Reproduce each of the entries below verbatim, line for line, but omit the picture placeholders.

━━ Dataset entries ━━

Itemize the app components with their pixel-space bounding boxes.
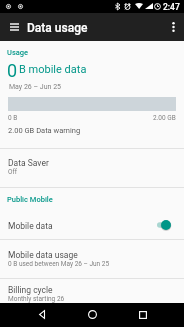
- staticText: Data Saver: [8, 158, 49, 168]
- button[interactable]: Home: [81, 303, 104, 326]
- staticText: Usage: [7, 48, 29, 57]
- staticText: B mobile data: [19, 63, 87, 76]
- staticText: Billing cycle: [8, 285, 53, 295]
- button[interactable]: Data Saver: [0, 149, 184, 187]
- button[interactable]: Mobile data: [0, 210, 184, 239]
- staticText: 2:47: [163, 2, 180, 12]
- button[interactable]: Billing cycle: [0, 279, 184, 317]
- staticText: Mobile data: [8, 221, 53, 231]
- button[interactable]: Open navigation drawer: [0, 13, 28, 41]
- staticText: 0: [7, 60, 18, 81]
- button[interactable]: More options: [159, 13, 184, 41]
- staticText: 2.00 GB: [153, 114, 176, 122]
- staticText: Monthly starting 26: [8, 295, 65, 303]
- staticText: 0 B: [8, 114, 18, 122]
- staticText: May 26 – Jun 25: [9, 83, 62, 91]
- button[interactable]: Back: [30, 303, 53, 326]
- staticText: 0 B used between May 26 – Jun 25: [8, 260, 110, 268]
- staticText: Public Mobile: [7, 195, 53, 204]
- button[interactable]: Recent apps: [131, 303, 154, 326]
- staticText: Off: [8, 168, 17, 176]
- button[interactable]: Mobile data usage: [0, 240, 184, 278]
- staticText: Data usage: [27, 21, 88, 35]
- staticText: Mobile data usage: [8, 250, 78, 260]
- staticText: 2.00 GB Data warning: [8, 126, 81, 135]
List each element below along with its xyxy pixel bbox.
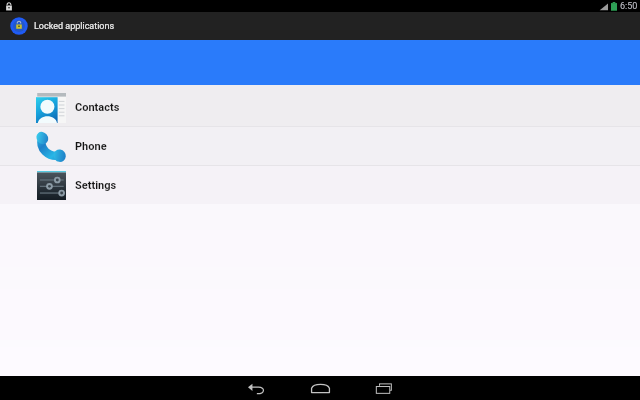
staticText: Locked applications <box>34 21 115 32</box>
staticText: Settings <box>75 179 117 192</box>
button[interactable]: Home <box>288 376 352 400</box>
staticText: Contacts <box>75 101 120 114</box>
button[interactable]: Recent apps <box>352 376 416 400</box>
button[interactable]: Contacts <box>0 88 640 126</box>
button[interactable]: Phone <box>0 127 640 165</box>
button[interactable]: Back <box>224 376 288 400</box>
button[interactable]: Settings <box>0 166 640 204</box>
staticText: 6:50 <box>620 1 638 12</box>
button[interactable]: Locked applications <box>0 17 115 35</box>
staticText: Phone <box>75 140 107 153</box>
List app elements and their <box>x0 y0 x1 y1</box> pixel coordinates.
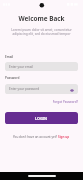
staticText: LOGIN <box>35 116 48 121</box>
staticText: Password <box>5 76 20 80</box>
button[interactable]: Sign up <box>58 135 70 139</box>
button[interactable]: Forgot Password? <box>0 100 78 104</box>
staticText: Lorem ipsum dolor sit amet, consectetur … <box>0 28 83 36</box>
staticText: Enter your password <box>9 87 40 91</box>
staticText: Email <box>5 55 14 59</box>
button[interactable]: Enter your email <box>5 62 78 71</box>
button[interactable]: LOGIN <box>5 112 78 124</box>
staticText: Enter your email <box>9 65 33 69</box>
button[interactable]: Enter your password <box>5 84 78 94</box>
button[interactable]: Show password <box>70 89 74 92</box>
staticText: Welcome Back <box>0 14 83 23</box>
staticText: You don't have an account yet? <box>13 135 58 139</box>
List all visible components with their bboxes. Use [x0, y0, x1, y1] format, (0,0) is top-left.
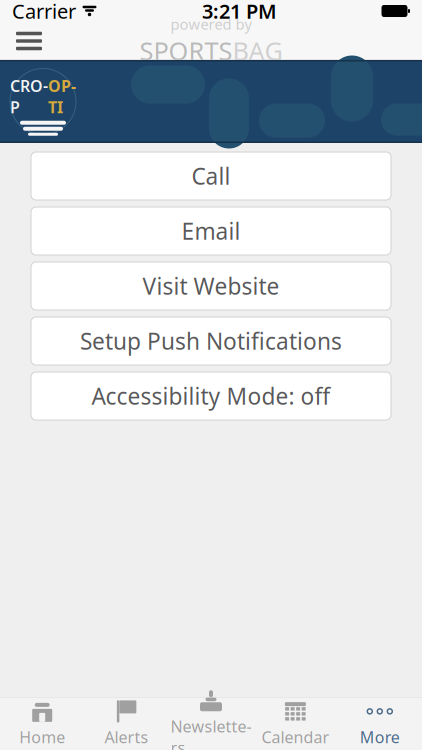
button[interactable]: Newsletters: [169, 697, 253, 750]
staticText: OPTI: [48, 75, 76, 118]
staticText: Calendar: [261, 726, 329, 748]
staticText: SPORTS: [140, 34, 232, 68]
staticText: Newsletters: [170, 716, 252, 750]
staticText: 3:21 PM: [202, 0, 277, 24]
staticText: Home: [19, 726, 65, 748]
staticText: Visit Website: [142, 271, 280, 301]
button[interactable]: Accessibility Mode: off: [31, 372, 391, 420]
staticText: More: [360, 726, 400, 748]
button[interactable]: Setup Push Notifications: [31, 317, 391, 365]
button[interactable]: Home: [0, 697, 84, 750]
staticText: BAG: [232, 34, 282, 68]
button[interactable]: More: [338, 697, 422, 750]
button[interactable]: Alerts: [84, 697, 169, 750]
staticText: powered by: [170, 14, 252, 34]
staticText: Email: [182, 216, 240, 246]
staticText: Alerts: [105, 726, 149, 748]
staticText: CROP: [10, 75, 48, 118]
button[interactable]: Call: [31, 152, 391, 200]
button[interactable]: Email: [31, 207, 391, 255]
button[interactable]: Calendar: [253, 697, 338, 750]
staticText: Setup Push Notifications: [80, 326, 342, 356]
staticText: Call: [192, 161, 230, 191]
button[interactable]: Menu: [6, 22, 52, 60]
staticText: Accessibility Mode: off: [92, 381, 330, 411]
staticText: Carrier: [12, 0, 76, 24]
button[interactable]: Visit Website: [31, 262, 391, 310]
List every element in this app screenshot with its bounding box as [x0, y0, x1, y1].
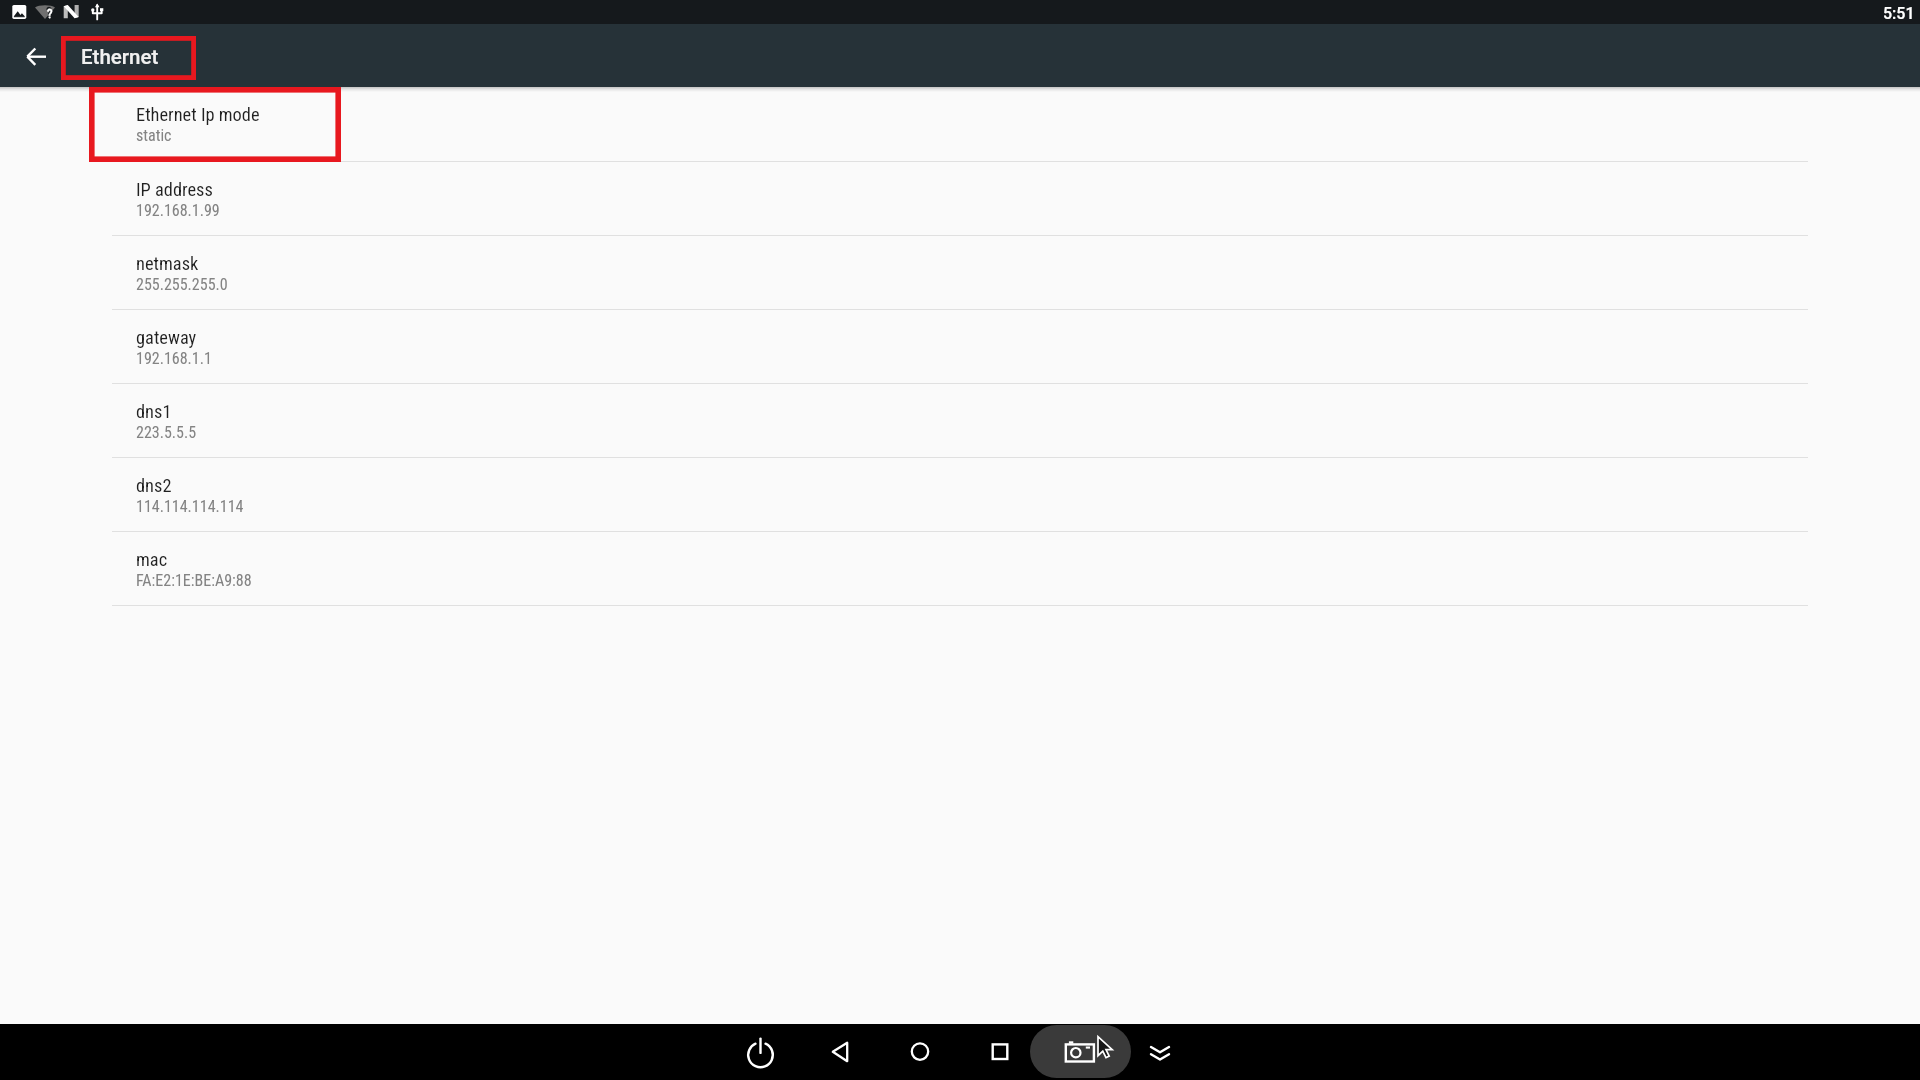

━━━

** Exercise response **
Itemize the app components with their pixel-space bounding boxes.
- staticText: Data Saver: [8, 158, 49, 168]
- button[interactable]: Home: [81, 303, 104, 326]
- staticText: Usage: [7, 48, 29, 57]
- staticText: B mobile data: [19, 63, 87, 76]
- staticText: Billing cycle: [8, 285, 53, 295]
- button[interactable]: Data Saver: [0, 149, 184, 187]
- button[interactable]: Mobile data: [0, 210, 184, 239]
- staticText: 2:47: [163, 2, 180, 12]
- button[interactable]: Billing cycle: [0, 279, 184, 317]
- staticText: Mobile data: [8, 221, 53, 231]
- button[interactable]: Open navigation drawer: [0, 13, 28, 41]
- staticText: 0: [7, 60, 18, 81]
- button[interactable]: More options: [159, 13, 184, 41]
- staticText: 2.00 GB: [153, 114, 176, 122]
- staticText: Monthly starting 26: [8, 295, 65, 303]
- staticText: 0 B: [8, 114, 18, 122]
- staticText: May 26 – Jun 25: [9, 83, 62, 91]
- button[interactable]: Back: [30, 303, 53, 326]
- staticText: 0 B used between May 26 – Jun 25: [8, 260, 110, 268]
- staticText: Public Mobile: [7, 195, 53, 204]
- button[interactable]: Recent apps: [131, 303, 154, 326]
- staticText: Off: [8, 168, 17, 176]
- button[interactable]: Mobile data usage: [0, 240, 184, 278]
- staticText: Data usage: [27, 21, 88, 35]
- staticText: Mobile data usage: [8, 250, 78, 260]
- staticText: 2.00 GB Data warning: [8, 126, 81, 135]
List each element below along with its xyxy pixel bbox.
staticText: Locked applications <box>34 21 115 32</box>
staticText: Settings <box>75 179 117 192</box>
button[interactable]: Home <box>288 376 352 400</box>
staticText: Contacts <box>75 101 120 114</box>
button[interactable]: Recent apps <box>352 376 416 400</box>
button[interactable]: Contacts <box>0 88 640 126</box>
button[interactable]: Phone <box>0 127 640 165</box>
button[interactable]: Back <box>224 376 288 400</box>
button[interactable]: Settings <box>0 166 640 204</box>
staticText: 6:50 <box>620 1 638 12</box>
button[interactable]: Locked applications <box>0 17 115 35</box>
staticText: Phone <box>75 140 107 153</box>
List app elements and their <box>x0 y0 x1 y1</box> pixel coordinates.
staticText: LOGIN <box>35 116 48 121</box>
staticText: Password <box>5 76 20 80</box>
button[interactable]: Sign up <box>58 135 70 139</box>
button[interactable]: Forgot Password? <box>0 100 78 104</box>
staticText: Lorem ipsum dolor sit amet, consectetur … <box>0 28 83 36</box>
staticText: Enter your password <box>9 87 40 91</box>
staticText: Email <box>5 55 14 59</box>
button[interactable]: Enter your email <box>5 62 78 71</box>
button[interactable]: LOGIN <box>5 112 78 124</box>
staticText: Enter your email <box>9 65 33 69</box>
button[interactable]: Enter your password <box>5 84 78 94</box>
button[interactable]: Show password <box>70 89 74 92</box>
staticText: Welcome Back <box>0 14 83 23</box>
staticText: You don't have an account yet? <box>13 135 58 139</box>
List all visible components with their bboxes. Use [x0, y0, x1, y1] format, (0,0) is top-left.
button[interactable]: Newsletters: [169, 697, 253, 750]
staticText: OPTI: [48, 75, 76, 118]
staticText: Calendar: [261, 726, 329, 748]
staticText: SPORTS: [140, 34, 232, 68]
staticText: Newsletters: [170, 716, 252, 750]
staticText: 3:21 PM: [202, 0, 277, 24]
staticText: Home: [19, 726, 65, 748]
staticText: Visit Website: [142, 271, 280, 301]
button[interactable]: Accessibility Mode: off: [31, 372, 391, 420]
staticText: More: [360, 726, 400, 748]
button[interactable]: Setup Push Notifications: [31, 317, 391, 365]
button[interactable]: Home: [0, 697, 84, 750]
staticText: BAG: [232, 34, 282, 68]
button[interactable]: More: [338, 697, 422, 750]
button[interactable]: Alerts: [84, 697, 169, 750]
staticText: powered by: [170, 14, 252, 34]
staticText: Email: [182, 216, 240, 246]
staticText: Alerts: [105, 726, 149, 748]
staticText: CROP: [10, 75, 48, 118]
button[interactable]: Call: [31, 152, 391, 200]
button[interactable]: Email: [31, 207, 391, 255]
button[interactable]: Calendar: [253, 697, 338, 750]
staticText: Setup Push Notifications: [80, 326, 342, 356]
staticText: Call: [192, 161, 230, 191]
button[interactable]: Menu: [6, 22, 52, 60]
staticText: Accessibility Mode: off: [92, 381, 330, 411]
staticText: Carrier: [12, 0, 76, 24]
button[interactable]: Visit Website: [31, 262, 391, 310]
List every element in this app screenshot with its bounding box as [x0, y0, x1, y1].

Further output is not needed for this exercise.